* **YOUR INSTRUCTIONS**
Omit all images. Transcribe the rest of the material below exactly.
>>>>>
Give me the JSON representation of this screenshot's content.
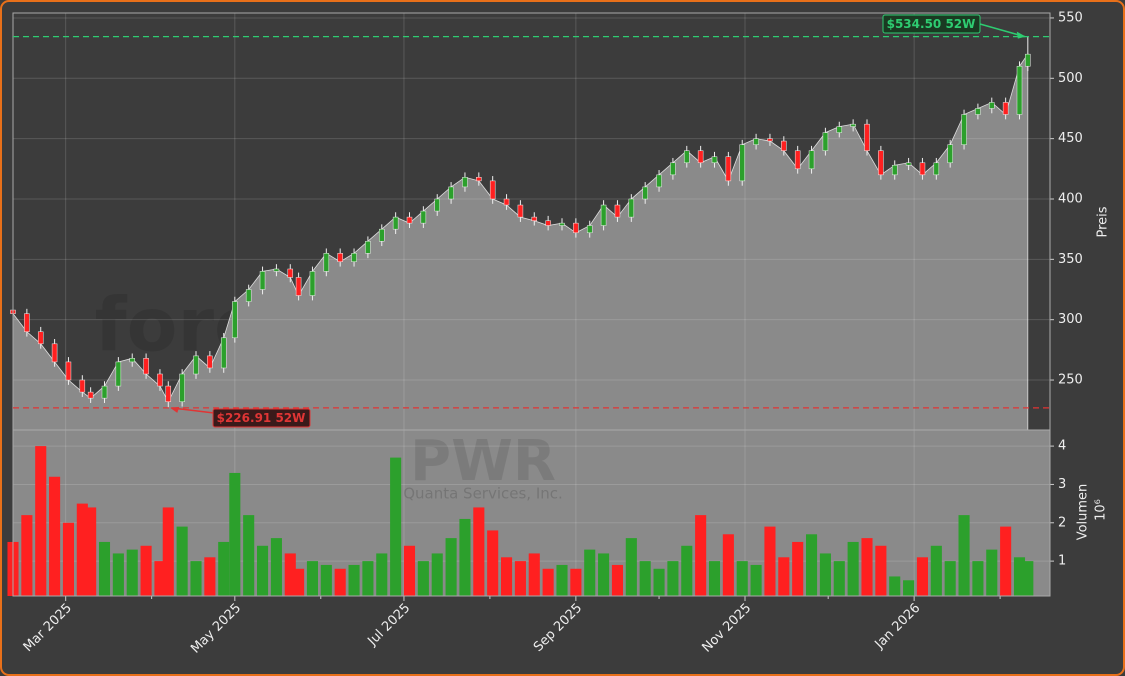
{
  "chart_data": {
    "type": "candlestick",
    "x": [
      0,
      5,
      10,
      15,
      20,
      25,
      28,
      33,
      38,
      43,
      48,
      53,
      56,
      61,
      66,
      71,
      76,
      80,
      85,
      90,
      95,
      100,
      103,
      108,
      113,
      118,
      123,
      128,
      133,
      138,
      143,
      148,
      153,
      158,
      163,
      168,
      173,
      178,
      183,
      188,
      193,
      198,
      203,
      208,
      213,
      218,
      223,
      228,
      233,
      238,
      243,
      248,
      253,
      258,
      263,
      268,
      273,
      278,
      283,
      288,
      293,
      298,
      303,
      308,
      313,
      318,
      323,
      328,
      333,
      338,
      343,
      348,
      353,
      358,
      363,
      366
    ],
    "open": [
      308,
      305,
      290,
      280,
      265,
      250,
      240,
      235,
      245,
      265,
      268,
      255,
      245,
      232,
      255,
      270,
      260,
      285,
      315,
      325,
      340,
      342,
      335,
      320,
      340,
      355,
      348,
      355,
      365,
      375,
      385,
      380,
      390,
      400,
      410,
      418,
      415,
      400,
      395,
      385,
      382,
      378,
      380,
      372,
      378,
      395,
      385,
      400,
      410,
      420,
      430,
      440,
      430,
      435,
      415,
      445,
      450,
      448,
      440,
      425,
      440,
      455,
      460,
      462,
      440,
      420,
      428,
      430,
      420,
      430,
      445,
      470,
      475,
      480,
      470,
      510
    ],
    "high": [
      312,
      309,
      294,
      284,
      269,
      254,
      244,
      249,
      269,
      272,
      272,
      259,
      249,
      259,
      274,
      274,
      289,
      319,
      329,
      344,
      346,
      346,
      339,
      344,
      359,
      359,
      359,
      369,
      379,
      389,
      389,
      394,
      404,
      414,
      422,
      422,
      419,
      404,
      399,
      389,
      386,
      384,
      384,
      382,
      399,
      399,
      404,
      414,
      424,
      434,
      444,
      444,
      439,
      439,
      449,
      454,
      454,
      452,
      444,
      444,
      459,
      464,
      466,
      466,
      444,
      432,
      434,
      434,
      434,
      449,
      474,
      479,
      484,
      484,
      514,
      534.5
    ],
    "low": [
      301,
      286,
      276,
      261,
      246,
      236,
      231,
      231,
      241,
      261,
      251,
      241,
      226.91,
      228,
      251,
      256,
      256,
      281,
      311,
      321,
      336,
      331,
      316,
      316,
      336,
      344,
      344,
      351,
      361,
      371,
      376,
      376,
      386,
      396,
      406,
      411,
      396,
      391,
      381,
      378,
      374,
      374,
      368,
      368,
      374,
      381,
      381,
      396,
      406,
      416,
      426,
      426,
      426,
      411,
      411,
      441,
      444,
      436,
      421,
      421,
      436,
      451,
      456,
      436,
      416,
      416,
      424,
      416,
      416,
      426,
      441,
      466,
      471,
      466,
      466,
      506
    ],
    "close": [
      305,
      290,
      280,
      265,
      250,
      240,
      235,
      245,
      265,
      268,
      255,
      245,
      232,
      255,
      270,
      260,
      285,
      315,
      325,
      340,
      342,
      335,
      320,
      340,
      355,
      348,
      355,
      365,
      375,
      385,
      380,
      390,
      400,
      410,
      418,
      415,
      400,
      395,
      385,
      382,
      378,
      380,
      372,
      378,
      395,
      385,
      400,
      410,
      420,
      430,
      440,
      430,
      435,
      415,
      445,
      450,
      448,
      440,
      425,
      440,
      455,
      460,
      462,
      440,
      420,
      428,
      430,
      420,
      430,
      445,
      470,
      475,
      480,
      470,
      510,
      520
    ],
    "volume": [
      1.5,
      2.2,
      4.0,
      3.2,
      2.0,
      2.5,
      2.4,
      1.5,
      1.2,
      1.3,
      1.4,
      1.0,
      2.4,
      1.9,
      1.0,
      1.1,
      1.5,
      3.3,
      2.2,
      1.4,
      1.6,
      1.2,
      0.8,
      1.0,
      0.9,
      0.8,
      0.9,
      1.0,
      1.2,
      3.7,
      1.4,
      1.0,
      1.2,
      1.6,
      2.1,
      2.4,
      1.8,
      1.1,
      1.0,
      1.2,
      0.8,
      0.9,
      0.8,
      1.3,
      1.2,
      0.9,
      1.6,
      1.0,
      0.8,
      1.0,
      1.4,
      2.2,
      1.0,
      1.7,
      1.0,
      0.9,
      1.9,
      1.1,
      1.5,
      1.7,
      1.2,
      1.0,
      1.5,
      1.6,
      1.4,
      0.6,
      0.5,
      1.1,
      1.4,
      1.0,
      2.2,
      1.0,
      1.3,
      1.9,
      1.1,
      1.0
    ],
    "xlim": [
      0,
      374
    ],
    "xticks": [
      {
        "value": 19,
        "label": "Mar 2025"
      },
      {
        "value": 80,
        "label": "May 2025"
      },
      {
        "value": 141,
        "label": "Jul 2025"
      },
      {
        "value": 203,
        "label": "Sep 2025"
      },
      {
        "value": 264,
        "label": "Nov 2025"
      },
      {
        "value": 325,
        "label": "Jan 2026"
      }
    ],
    "xminorticks": [
      50,
      111,
      172,
      233,
      294,
      356
    ],
    "ylim": [
      208.6,
      554.1
    ],
    "yticks": [
      250,
      300,
      350,
      400,
      450,
      500,
      550
    ],
    "y2lim": [
      0.09,
      4.42
    ],
    "y2ticks": [
      1,
      2,
      3,
      4
    ],
    "ylabel": "Preis",
    "y2label": "Volumen",
    "y2_exponent": "10⁶",
    "up_color": "#2ca02c",
    "down_color": "#ff2020",
    "area_color": "#8a8a8a",
    "grid": true,
    "high_value": 534.5,
    "high_label": "$534.50 52W",
    "high_color": "#2ecc71",
    "low_value": 226.91,
    "low_label": "$226.91 52W",
    "low_color": "#e03535",
    "watermark": "forexsignale.trade",
    "ticker": "PWR",
    "company": "Quanta Services, Inc."
  }
}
<<<<<
* **ANSWER TO THIS PROBLEM**
Give me the JSON representation of this screenshot's content.
{
  "chart_data": {
    "type": "candlestick",
    "x": [
      0,
      5,
      10,
      15,
      20,
      25,
      28,
      33,
      38,
      43,
      48,
      53,
      56,
      61,
      66,
      71,
      76,
      80,
      85,
      90,
      95,
      100,
      103,
      108,
      113,
      118,
      123,
      128,
      133,
      138,
      143,
      148,
      153,
      158,
      163,
      168,
      173,
      178,
      183,
      188,
      193,
      198,
      203,
      208,
      213,
      218,
      223,
      228,
      233,
      238,
      243,
      248,
      253,
      258,
      263,
      268,
      273,
      278,
      283,
      288,
      293,
      298,
      303,
      308,
      313,
      318,
      323,
      328,
      333,
      338,
      343,
      348,
      353,
      358,
      363,
      366
    ],
    "open": [
      308,
      305,
      290,
      280,
      265,
      250,
      240,
      235,
      245,
      265,
      268,
      255,
      245,
      232,
      255,
      270,
      260,
      285,
      315,
      325,
      340,
      342,
      335,
      320,
      340,
      355,
      348,
      355,
      365,
      375,
      385,
      380,
      390,
      400,
      410,
      418,
      415,
      400,
      395,
      385,
      382,
      378,
      380,
      372,
      378,
      395,
      385,
      400,
      410,
      420,
      430,
      440,
      430,
      435,
      415,
      445,
      450,
      448,
      440,
      425,
      440,
      455,
      460,
      462,
      440,
      420,
      428,
      430,
      420,
      430,
      445,
      470,
      475,
      480,
      470,
      510
    ],
    "high": [
      312,
      309,
      294,
      284,
      269,
      254,
      244,
      249,
      269,
      272,
      272,
      259,
      249,
      259,
      274,
      274,
      289,
      319,
      329,
      344,
      346,
      346,
      339,
      344,
      359,
      359,
      359,
      369,
      379,
      389,
      389,
      394,
      404,
      414,
      422,
      422,
      419,
      404,
      399,
      389,
      386,
      384,
      384,
      382,
      399,
      399,
      404,
      414,
      424,
      434,
      444,
      444,
      439,
      439,
      449,
      454,
      454,
      452,
      444,
      444,
      459,
      464,
      466,
      466,
      444,
      432,
      434,
      434,
      434,
      449,
      474,
      479,
      484,
      484,
      514,
      534.5
    ],
    "low": [
      301,
      286,
      276,
      261,
      246,
      236,
      231,
      231,
      241,
      261,
      251,
      241,
      226.91,
      228,
      251,
      256,
      256,
      281,
      311,
      321,
      336,
      331,
      316,
      316,
      336,
      344,
      344,
      351,
      361,
      371,
      376,
      376,
      386,
      396,
      406,
      411,
      396,
      391,
      381,
      378,
      374,
      374,
      368,
      368,
      374,
      381,
      381,
      396,
      406,
      416,
      426,
      426,
      426,
      411,
      411,
      441,
      444,
      436,
      421,
      421,
      436,
      451,
      456,
      436,
      416,
      416,
      424,
      416,
      416,
      426,
      441,
      466,
      471,
      466,
      466,
      506
    ],
    "close": [
      305,
      290,
      280,
      265,
      250,
      240,
      235,
      245,
      265,
      268,
      255,
      245,
      232,
      255,
      270,
      260,
      285,
      315,
      325,
      340,
      342,
      335,
      320,
      340,
      355,
      348,
      355,
      365,
      375,
      385,
      380,
      390,
      400,
      410,
      418,
      415,
      400,
      395,
      385,
      382,
      378,
      380,
      372,
      378,
      395,
      385,
      400,
      410,
      420,
      430,
      440,
      430,
      435,
      415,
      445,
      450,
      448,
      440,
      425,
      440,
      455,
      460,
      462,
      440,
      420,
      428,
      430,
      420,
      430,
      445,
      470,
      475,
      480,
      470,
      510,
      520
    ],
    "volume": [
      1.5,
      2.2,
      4.0,
      3.2,
      2.0,
      2.5,
      2.4,
      1.5,
      1.2,
      1.3,
      1.4,
      1.0,
      2.4,
      1.9,
      1.0,
      1.1,
      1.5,
      3.3,
      2.2,
      1.4,
      1.6,
      1.2,
      0.8,
      1.0,
      0.9,
      0.8,
      0.9,
      1.0,
      1.2,
      3.7,
      1.4,
      1.0,
      1.2,
      1.6,
      2.1,
      2.4,
      1.8,
      1.1,
      1.0,
      1.2,
      0.8,
      0.9,
      0.8,
      1.3,
      1.2,
      0.9,
      1.6,
      1.0,
      0.8,
      1.0,
      1.4,
      2.2,
      1.0,
      1.7,
      1.0,
      0.9,
      1.9,
      1.1,
      1.5,
      1.7,
      1.2,
      1.0,
      1.5,
      1.6,
      1.4,
      0.6,
      0.5,
      1.1,
      1.4,
      1.0,
      2.2,
      1.0,
      1.3,
      1.9,
      1.1,
      1.0
    ],
    "xlim": [
      0,
      374
    ],
    "xticks": [
      {
        "value": 19,
        "label": "Mar 2025"
      },
      {
        "value": 80,
        "label": "May 2025"
      },
      {
        "value": 141,
        "label": "Jul 2025"
      },
      {
        "value": 203,
        "label": "Sep 2025"
      },
      {
        "value": 264,
        "label": "Nov 2025"
      },
      {
        "value": 325,
        "label": "Jan 2026"
      }
    ],
    "xminorticks": [
      50,
      111,
      172,
      233,
      294,
      356
    ],
    "ylim": [
      208.6,
      554.1
    ],
    "yticks": [
      250,
      300,
      350,
      400,
      450,
      500,
      550
    ],
    "y2lim": [
      0.09,
      4.42
    ],
    "y2ticks": [
      1,
      2,
      3,
      4
    ],
    "ylabel": "Preis",
    "y2label": "Volumen",
    "y2_exponent": "10⁶",
    "up_color": "#2ca02c",
    "down_color": "#ff2020",
    "area_color": "#8a8a8a",
    "grid": true,
    "high_value": 534.5,
    "high_label": "$534.50 52W",
    "high_color": "#2ecc71",
    "low_value": 226.91,
    "low_label": "$226.91 52W",
    "low_color": "#e03535",
    "watermark": "forexsignale.trade",
    "ticker": "PWR",
    "company": "Quanta Services, Inc."
  }
}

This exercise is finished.